Task brief:
All of the material below is to be returned exactly.

Start Given records

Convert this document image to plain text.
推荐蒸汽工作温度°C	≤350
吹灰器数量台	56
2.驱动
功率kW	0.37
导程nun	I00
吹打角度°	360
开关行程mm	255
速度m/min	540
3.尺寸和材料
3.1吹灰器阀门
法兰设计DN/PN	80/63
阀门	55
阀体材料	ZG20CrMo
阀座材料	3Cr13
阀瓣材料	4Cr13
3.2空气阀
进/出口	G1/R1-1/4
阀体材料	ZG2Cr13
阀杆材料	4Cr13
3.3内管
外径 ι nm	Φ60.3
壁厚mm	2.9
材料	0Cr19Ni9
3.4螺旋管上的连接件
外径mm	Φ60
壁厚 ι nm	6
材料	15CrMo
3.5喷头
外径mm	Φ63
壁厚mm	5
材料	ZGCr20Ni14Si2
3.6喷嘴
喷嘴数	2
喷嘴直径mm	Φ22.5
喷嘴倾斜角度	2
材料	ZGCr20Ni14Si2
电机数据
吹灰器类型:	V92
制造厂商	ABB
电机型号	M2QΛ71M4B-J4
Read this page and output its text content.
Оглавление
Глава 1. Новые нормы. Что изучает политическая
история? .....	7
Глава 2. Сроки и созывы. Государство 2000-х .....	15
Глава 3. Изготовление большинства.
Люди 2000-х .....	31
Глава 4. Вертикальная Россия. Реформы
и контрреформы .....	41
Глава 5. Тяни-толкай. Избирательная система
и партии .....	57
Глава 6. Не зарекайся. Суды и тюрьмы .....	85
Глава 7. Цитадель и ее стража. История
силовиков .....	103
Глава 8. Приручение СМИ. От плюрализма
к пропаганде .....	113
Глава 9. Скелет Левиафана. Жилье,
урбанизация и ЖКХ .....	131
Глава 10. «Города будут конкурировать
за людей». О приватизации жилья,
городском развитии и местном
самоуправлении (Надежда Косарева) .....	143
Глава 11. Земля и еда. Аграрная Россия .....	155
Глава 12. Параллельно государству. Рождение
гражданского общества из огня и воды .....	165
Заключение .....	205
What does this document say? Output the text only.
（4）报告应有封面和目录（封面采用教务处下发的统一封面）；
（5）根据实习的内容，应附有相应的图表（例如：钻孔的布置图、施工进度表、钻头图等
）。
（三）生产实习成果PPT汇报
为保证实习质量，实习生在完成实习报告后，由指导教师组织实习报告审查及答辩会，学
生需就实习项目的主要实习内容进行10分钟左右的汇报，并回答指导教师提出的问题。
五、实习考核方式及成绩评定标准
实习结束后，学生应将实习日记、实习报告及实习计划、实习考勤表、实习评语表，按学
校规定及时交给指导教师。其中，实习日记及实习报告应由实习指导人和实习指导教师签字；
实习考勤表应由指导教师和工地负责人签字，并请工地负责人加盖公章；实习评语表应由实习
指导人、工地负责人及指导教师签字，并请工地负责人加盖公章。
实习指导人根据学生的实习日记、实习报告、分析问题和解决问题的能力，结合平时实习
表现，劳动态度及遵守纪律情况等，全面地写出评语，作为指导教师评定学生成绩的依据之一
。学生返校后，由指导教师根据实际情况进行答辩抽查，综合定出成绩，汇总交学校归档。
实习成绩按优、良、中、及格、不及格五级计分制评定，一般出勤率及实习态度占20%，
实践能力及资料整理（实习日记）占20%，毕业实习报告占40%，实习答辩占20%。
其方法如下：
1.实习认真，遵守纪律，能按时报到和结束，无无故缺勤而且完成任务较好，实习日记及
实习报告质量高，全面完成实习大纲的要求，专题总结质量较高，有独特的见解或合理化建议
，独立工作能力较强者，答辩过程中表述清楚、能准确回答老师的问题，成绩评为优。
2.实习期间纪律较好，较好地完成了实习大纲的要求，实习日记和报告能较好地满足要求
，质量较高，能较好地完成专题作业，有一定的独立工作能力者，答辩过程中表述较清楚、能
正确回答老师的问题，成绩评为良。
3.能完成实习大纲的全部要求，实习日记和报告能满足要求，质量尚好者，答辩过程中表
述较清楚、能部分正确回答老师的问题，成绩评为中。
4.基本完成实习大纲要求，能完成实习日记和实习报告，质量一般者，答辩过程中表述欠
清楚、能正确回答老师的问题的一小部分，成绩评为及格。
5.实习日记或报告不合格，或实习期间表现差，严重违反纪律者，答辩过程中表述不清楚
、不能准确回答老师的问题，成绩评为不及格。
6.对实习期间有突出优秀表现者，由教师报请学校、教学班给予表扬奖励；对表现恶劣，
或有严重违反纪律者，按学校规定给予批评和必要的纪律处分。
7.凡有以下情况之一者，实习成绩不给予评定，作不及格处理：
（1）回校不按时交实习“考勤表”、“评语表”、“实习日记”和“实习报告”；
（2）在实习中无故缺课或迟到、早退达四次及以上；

End Given records

Written answer:
Convert this document image to plain text.
推荐蒸汽工作温度°C	≤350
吹灰器数量台	56
2.驱动
功率kW	0.37
导程nun	I00
吹打角度°	360
开关行程mm	255
速度m/min	540
3.尺寸和材料
3.1吹灰器阀门
法兰设计DN/PN	80/63
阀门	55
阀体材料	ZG20CrMo
阀座材料	3Cr13
阀瓣材料	4Cr13
3.2空气阀
进/出口	G1/R1-1/4
阀体材料	ZG2Cr13
阀杆材料	4Cr13
3.3内管
外径 ι nm	Φ60.3
壁厚mm	2.9
材料	0Cr19Ni9
3.4螺旋管上的连接件
外径mm	Φ60
壁厚 ι nm	6
材料	15CrMo
3.5喷头
外径mm	Φ63
壁厚mm	5
材料	ZGCr20Ni14Si2
3.6喷嘴
喷嘴数	2
喷嘴直径mm	Φ22.5
喷嘴倾斜角度	2
材料	ZGCr20Ni14Si2
电机数据
吹灰器类型:	V92
制造厂商	ABB
电机型号	M2QΛ71M4B-J4
Read this page and output its text content.
Оглавление
Глава 1. Новые нормы. Что изучает политическая
история? .....	7
Глава 2. Сроки и созывы. Государство 2000-х .....	15
Глава 3. Изготовление большинства.
Люди 2000-х .....	31
Глава 4. Вертикальная Россия. Реформы
и контрреформы .....	41
Глава 5. Тяни-толкай. Избирательная система
и партии .....	57
Глава 6. Не зарекайся. Суды и тюрьмы .....	85
Глава 7. Цитадель и ее стража. История
силовиков .....	103
Глава 8. Приручение СМИ. От плюрализма
к пропаганде .....	113
Глава 9. Скелет Левиафана. Жилье,
урбанизация и ЖКХ .....	131
Глава 10. «Города будут конкурировать
за людей». О приватизации жилья,
городском развитии и местном
самоуправлении (Надежда Косарева) .....	143
Глава 11. Земля и еда. Аграрная Россия .....	155
Глава 12. Параллельно государству. Рождение
гражданского общества из огня и воды .....	165
Заключение .....	205
What does this document say? Output the text only.
（4）报告应有封面和目录（封面采用教务处下发的统一封面）；
（5）根据实习的内容，应附有相应的图表（例如：钻孔的布置图、施工进度表、钻头图等
）。
（三）生产实习成果PPT汇报
为保证实习质量，实习生在完成实习报告后，由指导教师组织实习报告审查及答辩会，学
生需就实习项目的主要实习内容进行10分钟左右的汇报，并回答指导教师提出的问题。
五、实习考核方式及成绩评定标准
实习结束后，学生应将实习日记、实习报告及实习计划、实习考勤表、实习评语表，按学
校规定及时交给指导教师。其中，实习日记及实习报告应由实习指导人和实习指导教师签字；
实习考勤表应由指导教师和工地负责人签字，并请工地负责人加盖公章；实习评语表应由实习
指导人、工地负责人及指导教师签字，并请工地负责人加盖公章。
实习指导人根据学生的实习日记、实习报告、分析问题和解决问题的能力，结合平时实习
表现，劳动态度及遵守纪律情况等，全面地写出评语，作为指导教师评定学生成绩的依据之一
。学生返校后，由指导教师根据实际情况进行答辩抽查，综合定出成绩，汇总交学校归档。
实习成绩按优、良、中、及格、不及格五级计分制评定，一般出勤率及实习态度占20%，
实践能力及资料整理（实习日记）占20%，毕业实习报告占40%，实习答辩占20%。
其方法如下：
1.实习认真，遵守纪律，能按时报到和结束，无无故缺勤而且完成任务较好，实习日记及
实习报告质量高，全面完成实习大纲的要求，专题总结质量较高，有独特的见解或合理化建议
，独立工作能力较强者，答辩过程中表述清楚、能准确回答老师的问题，成绩评为优。
2.实习期间纪律较好，较好地完成了实习大纲的要求，实习日记和报告能较好地满足要求
，质量较高，能较好地完成专题作业，有一定的独立工作能力者，答辩过程中表述较清楚、能
正确回答老师的问题，成绩评为良。
3.能完成实习大纲的全部要求，实习日记和报告能满足要求，质量尚好者，答辩过程中表
述较清楚、能部分正确回答老师的问题，成绩评为中。
4.基本完成实习大纲要求，能完成实习日记和实习报告，质量一般者，答辩过程中表述欠
清楚、能正确回答老师的问题的一小部分，成绩评为及格。
5.实习日记或报告不合格，或实习期间表现差，严重违反纪律者，答辩过程中表述不清楚
、不能准确回答老师的问题，成绩评为不及格。
6.对实习期间有突出优秀表现者，由教师报请学校、教学班给予表扬奖励；对表现恶劣，
或有严重违反纪律者，按学校规定给予批评和必要的纪律处分。
7.凡有以下情况之一者，实习成绩不给予评定，作不及格处理：
（1）回校不按时交实习“考勤表”、“评语表”、“实习日记”和“实习报告”；
（2）在实习中无故缺课或迟到、早退达四次及以上；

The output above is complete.